RECORDS SUPPLIED:

====================

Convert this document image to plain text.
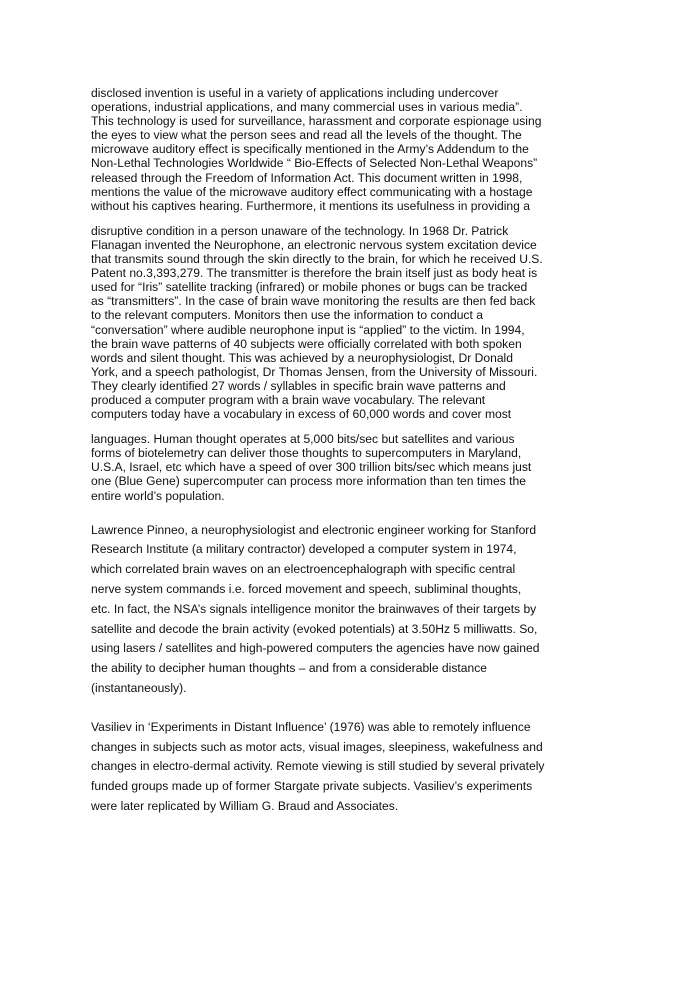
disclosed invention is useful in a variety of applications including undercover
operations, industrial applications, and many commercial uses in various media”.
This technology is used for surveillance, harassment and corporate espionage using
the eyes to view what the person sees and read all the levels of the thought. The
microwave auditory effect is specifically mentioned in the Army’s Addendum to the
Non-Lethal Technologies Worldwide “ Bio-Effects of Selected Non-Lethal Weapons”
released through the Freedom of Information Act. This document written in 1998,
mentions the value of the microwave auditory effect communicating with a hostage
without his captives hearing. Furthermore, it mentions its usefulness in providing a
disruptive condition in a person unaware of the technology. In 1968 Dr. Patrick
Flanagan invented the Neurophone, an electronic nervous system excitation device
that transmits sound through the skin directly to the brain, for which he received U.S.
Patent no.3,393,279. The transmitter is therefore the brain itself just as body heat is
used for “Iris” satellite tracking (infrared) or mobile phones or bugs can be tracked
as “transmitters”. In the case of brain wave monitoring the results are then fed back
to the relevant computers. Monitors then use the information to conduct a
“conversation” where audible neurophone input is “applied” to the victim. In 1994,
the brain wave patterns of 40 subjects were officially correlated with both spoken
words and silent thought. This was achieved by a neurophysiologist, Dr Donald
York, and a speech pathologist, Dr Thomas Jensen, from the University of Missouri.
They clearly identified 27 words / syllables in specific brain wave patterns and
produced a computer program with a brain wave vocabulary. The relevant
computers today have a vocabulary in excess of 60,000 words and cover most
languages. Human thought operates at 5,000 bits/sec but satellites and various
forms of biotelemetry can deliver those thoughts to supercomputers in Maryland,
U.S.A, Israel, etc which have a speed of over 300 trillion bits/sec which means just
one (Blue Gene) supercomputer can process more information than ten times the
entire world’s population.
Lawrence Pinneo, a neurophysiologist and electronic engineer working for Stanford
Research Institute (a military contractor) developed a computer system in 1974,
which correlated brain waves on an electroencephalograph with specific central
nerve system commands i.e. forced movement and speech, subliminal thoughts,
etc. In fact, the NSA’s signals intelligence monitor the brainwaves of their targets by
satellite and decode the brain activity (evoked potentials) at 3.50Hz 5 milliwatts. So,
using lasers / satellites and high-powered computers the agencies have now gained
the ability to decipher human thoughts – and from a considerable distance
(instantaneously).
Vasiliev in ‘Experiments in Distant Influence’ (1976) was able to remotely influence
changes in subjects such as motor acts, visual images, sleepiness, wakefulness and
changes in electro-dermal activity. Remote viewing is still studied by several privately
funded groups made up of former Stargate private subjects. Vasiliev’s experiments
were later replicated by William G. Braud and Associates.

====================

EXERCISE:
List each line holding the string "person".

EXERCISE RESULT:
the eyes to view what the person sees and read all the levels of the thought. The
disruptive condition in a person unaware of the technology. In 1968 Dr. Patrick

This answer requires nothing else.